# Task
Please output as a numbered list the lines of the records below, starting with the line that contains "interview-answer: relevante del" and going on through the line that contains "photo-caption xyxy=(352,435,814,464)", with any blank lines left out.

----- Supplied information -----

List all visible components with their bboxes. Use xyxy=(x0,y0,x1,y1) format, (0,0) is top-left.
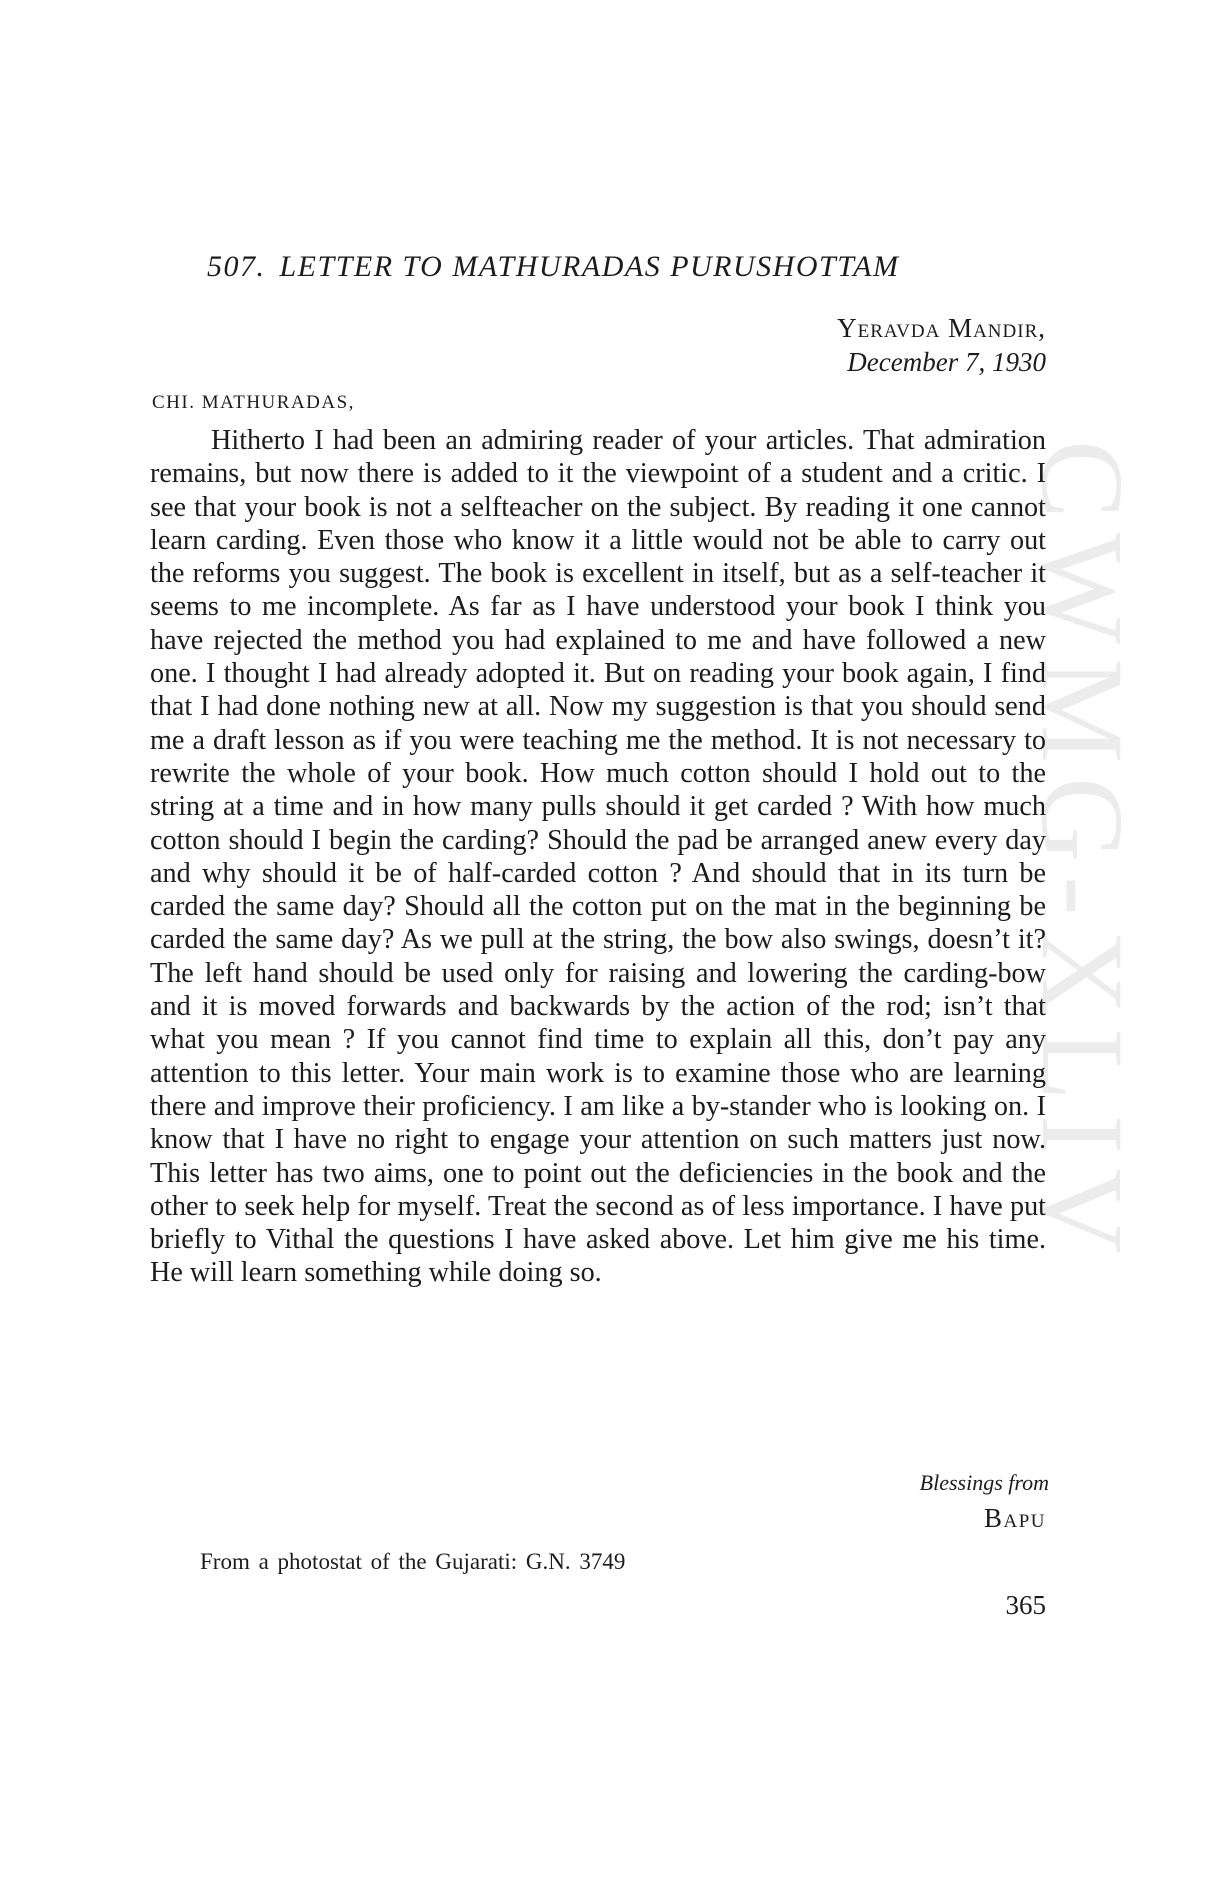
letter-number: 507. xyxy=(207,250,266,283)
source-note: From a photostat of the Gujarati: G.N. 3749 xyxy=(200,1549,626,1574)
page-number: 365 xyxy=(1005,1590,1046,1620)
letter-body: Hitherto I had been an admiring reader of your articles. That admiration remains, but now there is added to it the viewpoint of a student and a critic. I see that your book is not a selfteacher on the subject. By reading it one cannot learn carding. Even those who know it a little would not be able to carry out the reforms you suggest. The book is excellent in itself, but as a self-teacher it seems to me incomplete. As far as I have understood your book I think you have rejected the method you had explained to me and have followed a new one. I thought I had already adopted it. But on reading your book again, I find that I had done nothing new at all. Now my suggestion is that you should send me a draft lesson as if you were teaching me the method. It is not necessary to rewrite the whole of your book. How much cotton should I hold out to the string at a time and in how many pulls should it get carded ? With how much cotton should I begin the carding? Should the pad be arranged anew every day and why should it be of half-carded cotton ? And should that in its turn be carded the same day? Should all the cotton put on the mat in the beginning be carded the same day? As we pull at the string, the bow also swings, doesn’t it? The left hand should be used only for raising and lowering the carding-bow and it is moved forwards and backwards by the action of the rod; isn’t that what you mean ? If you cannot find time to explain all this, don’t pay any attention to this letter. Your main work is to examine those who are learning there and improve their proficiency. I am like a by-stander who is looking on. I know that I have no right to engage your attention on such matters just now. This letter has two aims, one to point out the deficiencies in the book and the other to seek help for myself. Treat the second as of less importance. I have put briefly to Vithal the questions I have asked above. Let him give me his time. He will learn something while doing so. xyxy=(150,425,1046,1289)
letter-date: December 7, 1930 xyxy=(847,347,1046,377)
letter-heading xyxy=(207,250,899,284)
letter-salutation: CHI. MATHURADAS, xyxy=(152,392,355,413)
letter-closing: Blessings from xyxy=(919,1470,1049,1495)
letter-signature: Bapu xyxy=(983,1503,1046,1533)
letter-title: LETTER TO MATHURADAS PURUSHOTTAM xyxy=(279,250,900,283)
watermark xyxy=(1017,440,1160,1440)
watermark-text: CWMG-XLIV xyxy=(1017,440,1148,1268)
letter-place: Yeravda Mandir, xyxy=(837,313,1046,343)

-----
----- Supplied information -----

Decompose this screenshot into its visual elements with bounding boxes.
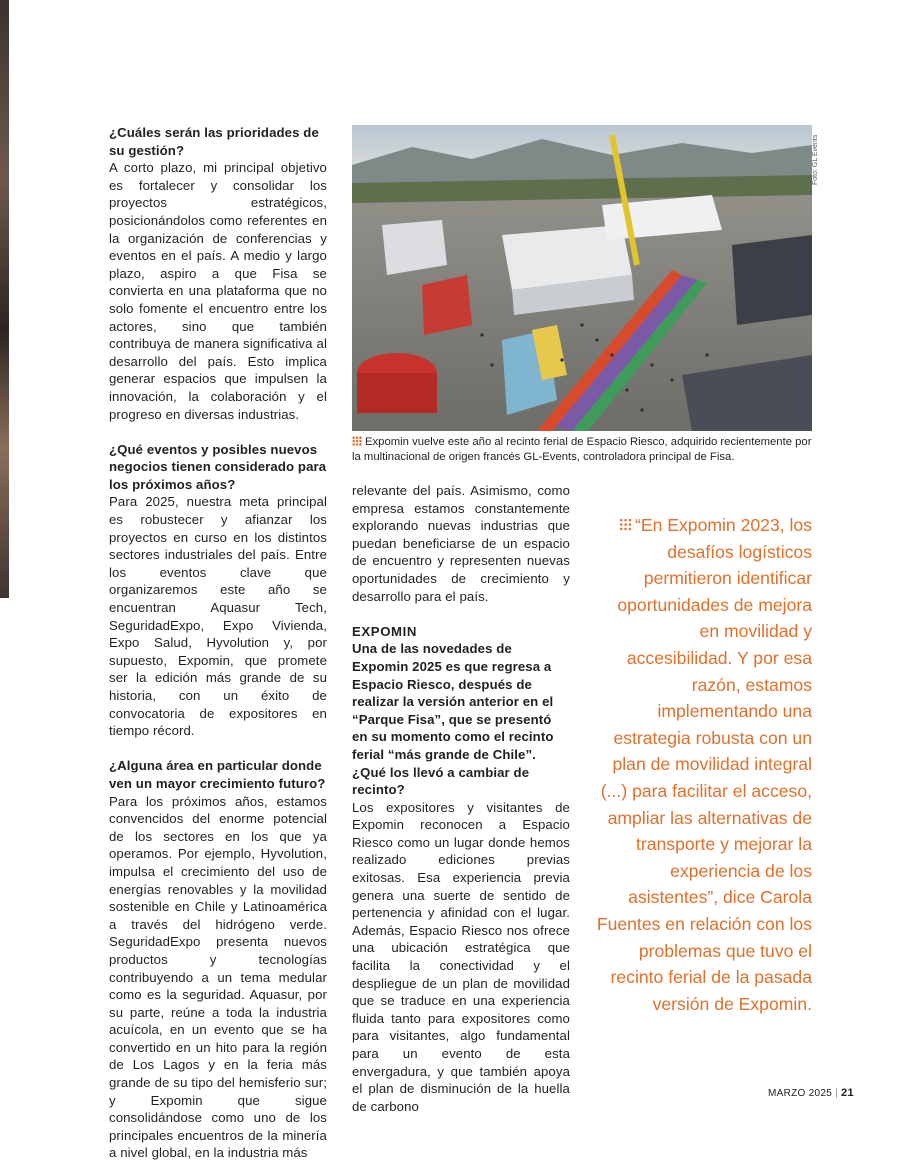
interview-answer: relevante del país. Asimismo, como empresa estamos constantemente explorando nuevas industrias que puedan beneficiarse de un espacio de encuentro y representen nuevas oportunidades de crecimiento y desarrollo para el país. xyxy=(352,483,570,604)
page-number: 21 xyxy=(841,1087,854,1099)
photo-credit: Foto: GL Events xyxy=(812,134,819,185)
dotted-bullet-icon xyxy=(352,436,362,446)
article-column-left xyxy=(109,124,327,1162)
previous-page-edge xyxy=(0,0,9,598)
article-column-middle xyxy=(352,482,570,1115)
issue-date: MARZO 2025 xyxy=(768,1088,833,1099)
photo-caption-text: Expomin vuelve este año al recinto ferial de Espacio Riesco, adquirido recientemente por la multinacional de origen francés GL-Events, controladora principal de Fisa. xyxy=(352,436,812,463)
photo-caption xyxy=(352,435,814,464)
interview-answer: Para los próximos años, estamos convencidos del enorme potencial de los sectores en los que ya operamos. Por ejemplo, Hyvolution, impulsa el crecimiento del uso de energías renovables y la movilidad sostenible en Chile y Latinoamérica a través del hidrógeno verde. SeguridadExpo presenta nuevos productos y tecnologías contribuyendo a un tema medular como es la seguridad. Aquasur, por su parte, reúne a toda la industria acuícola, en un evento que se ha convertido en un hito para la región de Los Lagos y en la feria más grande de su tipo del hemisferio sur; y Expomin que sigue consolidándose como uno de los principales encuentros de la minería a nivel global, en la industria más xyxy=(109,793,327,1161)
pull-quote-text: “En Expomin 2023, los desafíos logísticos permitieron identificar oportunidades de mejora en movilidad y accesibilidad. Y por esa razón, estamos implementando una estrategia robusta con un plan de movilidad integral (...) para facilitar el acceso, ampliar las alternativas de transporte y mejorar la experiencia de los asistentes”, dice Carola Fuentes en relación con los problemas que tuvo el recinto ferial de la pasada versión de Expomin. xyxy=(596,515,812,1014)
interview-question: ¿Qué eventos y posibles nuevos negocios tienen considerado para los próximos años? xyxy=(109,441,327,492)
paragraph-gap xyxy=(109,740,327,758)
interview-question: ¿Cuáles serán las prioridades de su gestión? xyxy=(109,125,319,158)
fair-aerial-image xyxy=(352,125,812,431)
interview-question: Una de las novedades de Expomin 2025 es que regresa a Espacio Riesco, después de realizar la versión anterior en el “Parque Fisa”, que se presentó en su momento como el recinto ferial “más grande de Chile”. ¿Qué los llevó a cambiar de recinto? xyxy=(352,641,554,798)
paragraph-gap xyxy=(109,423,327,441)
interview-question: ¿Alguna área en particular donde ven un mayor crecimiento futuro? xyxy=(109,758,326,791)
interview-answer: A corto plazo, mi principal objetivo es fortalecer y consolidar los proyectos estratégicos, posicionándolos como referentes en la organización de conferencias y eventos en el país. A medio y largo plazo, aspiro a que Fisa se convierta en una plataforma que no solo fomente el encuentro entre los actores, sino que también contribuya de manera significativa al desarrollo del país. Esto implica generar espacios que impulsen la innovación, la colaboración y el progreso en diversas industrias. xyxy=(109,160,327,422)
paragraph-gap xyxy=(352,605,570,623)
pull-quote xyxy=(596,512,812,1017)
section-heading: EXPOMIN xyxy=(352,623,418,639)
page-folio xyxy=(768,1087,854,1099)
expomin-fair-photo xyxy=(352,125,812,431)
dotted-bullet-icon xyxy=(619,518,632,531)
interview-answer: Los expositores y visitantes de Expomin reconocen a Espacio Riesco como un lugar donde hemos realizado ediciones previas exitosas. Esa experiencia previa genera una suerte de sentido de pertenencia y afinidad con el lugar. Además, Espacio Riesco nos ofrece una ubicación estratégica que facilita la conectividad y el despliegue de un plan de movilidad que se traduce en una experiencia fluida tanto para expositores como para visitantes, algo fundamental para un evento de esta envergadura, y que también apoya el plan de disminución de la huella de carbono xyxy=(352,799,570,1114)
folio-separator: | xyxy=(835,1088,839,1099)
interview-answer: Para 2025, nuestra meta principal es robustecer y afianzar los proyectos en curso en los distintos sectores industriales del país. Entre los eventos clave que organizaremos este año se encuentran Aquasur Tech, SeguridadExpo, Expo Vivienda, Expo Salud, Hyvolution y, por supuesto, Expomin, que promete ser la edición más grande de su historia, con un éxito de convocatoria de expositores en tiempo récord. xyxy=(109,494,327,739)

-----

# Right answer
1. interview-answer: relevante del país. Asimismo, como empresa estamos constantemente explorando nuevas industrias que puedan beneficiarse de un espacio de encuentro y representen nuevas oportunidades de crecimiento y desarrollo para el país. xyxy=(352,483,570,604)
2. page-number: 21 xyxy=(841,1087,854,1099)
3. photo-credit: Foto: GL Events xyxy=(812,134,819,185)
4. dotted-bullet-icon xyxy=(352,436,362,446)
5. article-column-left xyxy=(109,124,327,1162)
6. previous-page-edge xyxy=(0,0,9,598)
7. article-column-middle xyxy=(352,482,570,1115)
8. issue-date: MARZO 2025 xyxy=(768,1088,833,1099)
9. photo-caption-text: Expomin vuelve este año al recinto ferial de Espacio Riesco, adquirido recientemente por la multinacional de origen francés GL-Events, controladora principal de Fisa. xyxy=(352,436,812,463)
10. photo-caption xyxy=(352,435,814,464)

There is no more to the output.